Work out the number of lines in the records that include the word "text"; reply with that number alone.

(Dataset items)
::::

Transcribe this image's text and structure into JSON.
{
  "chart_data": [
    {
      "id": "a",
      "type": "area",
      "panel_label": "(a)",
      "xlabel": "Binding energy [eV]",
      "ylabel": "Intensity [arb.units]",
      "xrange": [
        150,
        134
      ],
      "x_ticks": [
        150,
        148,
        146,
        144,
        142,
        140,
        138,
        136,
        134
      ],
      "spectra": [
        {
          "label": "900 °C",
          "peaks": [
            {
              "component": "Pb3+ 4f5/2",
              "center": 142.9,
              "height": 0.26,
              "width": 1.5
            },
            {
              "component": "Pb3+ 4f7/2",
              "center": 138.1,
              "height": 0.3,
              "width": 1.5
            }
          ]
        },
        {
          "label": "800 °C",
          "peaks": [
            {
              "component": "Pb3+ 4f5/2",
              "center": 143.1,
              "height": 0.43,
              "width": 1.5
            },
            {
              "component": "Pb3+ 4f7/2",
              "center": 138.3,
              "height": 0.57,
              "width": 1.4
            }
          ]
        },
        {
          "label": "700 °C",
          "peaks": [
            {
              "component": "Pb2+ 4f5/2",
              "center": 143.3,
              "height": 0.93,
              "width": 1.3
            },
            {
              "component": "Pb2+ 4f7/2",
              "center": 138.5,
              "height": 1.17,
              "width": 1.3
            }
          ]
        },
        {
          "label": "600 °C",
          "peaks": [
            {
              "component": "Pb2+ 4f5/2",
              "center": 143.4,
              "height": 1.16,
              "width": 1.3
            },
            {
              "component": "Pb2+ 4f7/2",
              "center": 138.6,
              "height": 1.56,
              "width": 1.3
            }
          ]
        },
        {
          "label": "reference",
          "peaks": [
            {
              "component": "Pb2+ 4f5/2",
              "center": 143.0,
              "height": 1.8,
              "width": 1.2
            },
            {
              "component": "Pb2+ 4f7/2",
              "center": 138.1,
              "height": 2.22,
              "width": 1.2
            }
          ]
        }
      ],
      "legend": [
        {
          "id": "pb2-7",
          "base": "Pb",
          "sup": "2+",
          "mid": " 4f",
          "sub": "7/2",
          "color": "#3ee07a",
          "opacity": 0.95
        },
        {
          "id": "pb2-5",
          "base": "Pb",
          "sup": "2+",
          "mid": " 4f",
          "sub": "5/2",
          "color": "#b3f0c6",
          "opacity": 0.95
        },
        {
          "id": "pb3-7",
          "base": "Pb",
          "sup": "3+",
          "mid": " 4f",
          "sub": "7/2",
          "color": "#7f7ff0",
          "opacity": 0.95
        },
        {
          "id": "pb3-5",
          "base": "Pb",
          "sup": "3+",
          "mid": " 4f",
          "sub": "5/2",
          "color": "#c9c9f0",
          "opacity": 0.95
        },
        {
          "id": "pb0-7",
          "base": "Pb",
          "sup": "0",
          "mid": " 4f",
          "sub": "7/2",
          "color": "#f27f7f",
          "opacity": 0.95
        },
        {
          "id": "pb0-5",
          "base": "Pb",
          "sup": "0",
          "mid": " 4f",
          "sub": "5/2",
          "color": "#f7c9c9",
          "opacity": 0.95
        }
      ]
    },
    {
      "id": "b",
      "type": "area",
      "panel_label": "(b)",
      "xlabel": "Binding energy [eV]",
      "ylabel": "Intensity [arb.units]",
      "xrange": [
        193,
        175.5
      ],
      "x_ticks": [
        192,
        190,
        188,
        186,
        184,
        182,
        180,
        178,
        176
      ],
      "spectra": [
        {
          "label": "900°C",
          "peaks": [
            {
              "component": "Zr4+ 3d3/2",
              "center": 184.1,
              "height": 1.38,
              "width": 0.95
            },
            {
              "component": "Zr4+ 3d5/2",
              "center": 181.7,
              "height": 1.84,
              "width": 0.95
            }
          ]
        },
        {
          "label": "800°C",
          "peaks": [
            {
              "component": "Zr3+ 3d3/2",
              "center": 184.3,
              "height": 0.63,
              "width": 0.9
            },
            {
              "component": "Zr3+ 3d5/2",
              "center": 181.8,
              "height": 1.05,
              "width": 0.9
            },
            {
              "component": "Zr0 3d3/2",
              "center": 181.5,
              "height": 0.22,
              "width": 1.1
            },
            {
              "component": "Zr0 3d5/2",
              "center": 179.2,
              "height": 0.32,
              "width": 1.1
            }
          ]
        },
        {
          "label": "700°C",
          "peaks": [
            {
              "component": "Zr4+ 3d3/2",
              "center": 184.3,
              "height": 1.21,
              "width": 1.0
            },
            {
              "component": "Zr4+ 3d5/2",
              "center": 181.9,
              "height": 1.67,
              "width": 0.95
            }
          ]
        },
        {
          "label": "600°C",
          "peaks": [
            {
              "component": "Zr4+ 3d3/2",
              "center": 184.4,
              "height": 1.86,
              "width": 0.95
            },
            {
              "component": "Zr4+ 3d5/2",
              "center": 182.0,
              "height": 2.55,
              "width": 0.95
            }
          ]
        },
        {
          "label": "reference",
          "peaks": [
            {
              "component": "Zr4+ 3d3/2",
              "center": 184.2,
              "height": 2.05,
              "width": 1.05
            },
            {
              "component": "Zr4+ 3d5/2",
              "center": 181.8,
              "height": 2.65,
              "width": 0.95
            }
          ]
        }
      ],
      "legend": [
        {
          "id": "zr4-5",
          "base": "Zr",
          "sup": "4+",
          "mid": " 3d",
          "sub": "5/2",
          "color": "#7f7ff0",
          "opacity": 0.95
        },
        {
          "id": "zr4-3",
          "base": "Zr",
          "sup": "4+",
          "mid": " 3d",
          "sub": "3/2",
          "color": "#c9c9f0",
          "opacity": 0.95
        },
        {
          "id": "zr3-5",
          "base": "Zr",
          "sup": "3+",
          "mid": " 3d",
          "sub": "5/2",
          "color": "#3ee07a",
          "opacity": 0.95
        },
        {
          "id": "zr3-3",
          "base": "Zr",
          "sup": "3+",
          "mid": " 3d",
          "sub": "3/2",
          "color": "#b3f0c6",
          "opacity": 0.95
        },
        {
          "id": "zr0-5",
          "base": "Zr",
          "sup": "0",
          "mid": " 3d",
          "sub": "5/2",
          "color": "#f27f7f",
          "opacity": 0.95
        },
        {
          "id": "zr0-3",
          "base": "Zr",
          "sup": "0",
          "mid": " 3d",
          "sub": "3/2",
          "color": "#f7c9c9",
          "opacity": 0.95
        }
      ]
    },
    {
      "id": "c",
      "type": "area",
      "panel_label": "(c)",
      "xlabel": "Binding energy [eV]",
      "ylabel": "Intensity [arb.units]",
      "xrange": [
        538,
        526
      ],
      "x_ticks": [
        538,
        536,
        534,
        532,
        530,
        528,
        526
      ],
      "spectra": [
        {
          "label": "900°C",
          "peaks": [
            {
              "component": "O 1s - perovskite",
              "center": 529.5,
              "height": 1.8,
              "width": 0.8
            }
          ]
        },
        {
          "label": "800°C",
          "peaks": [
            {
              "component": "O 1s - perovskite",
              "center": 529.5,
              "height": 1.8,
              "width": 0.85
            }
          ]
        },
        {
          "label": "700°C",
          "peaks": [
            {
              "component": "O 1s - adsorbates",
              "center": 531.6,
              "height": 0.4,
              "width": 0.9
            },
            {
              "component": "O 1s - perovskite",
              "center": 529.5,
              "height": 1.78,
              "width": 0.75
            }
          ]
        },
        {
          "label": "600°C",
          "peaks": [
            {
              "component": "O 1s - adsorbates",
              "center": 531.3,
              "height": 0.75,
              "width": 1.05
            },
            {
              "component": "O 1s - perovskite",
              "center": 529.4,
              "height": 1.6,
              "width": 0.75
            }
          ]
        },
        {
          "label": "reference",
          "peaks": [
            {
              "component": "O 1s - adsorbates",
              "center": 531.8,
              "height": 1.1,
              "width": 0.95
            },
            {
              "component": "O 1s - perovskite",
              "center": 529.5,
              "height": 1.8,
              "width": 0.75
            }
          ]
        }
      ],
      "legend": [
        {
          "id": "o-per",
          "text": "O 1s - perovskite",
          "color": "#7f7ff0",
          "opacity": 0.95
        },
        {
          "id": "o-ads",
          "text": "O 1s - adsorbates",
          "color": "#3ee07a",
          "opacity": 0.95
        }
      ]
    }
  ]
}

::::

Solution to this problem
3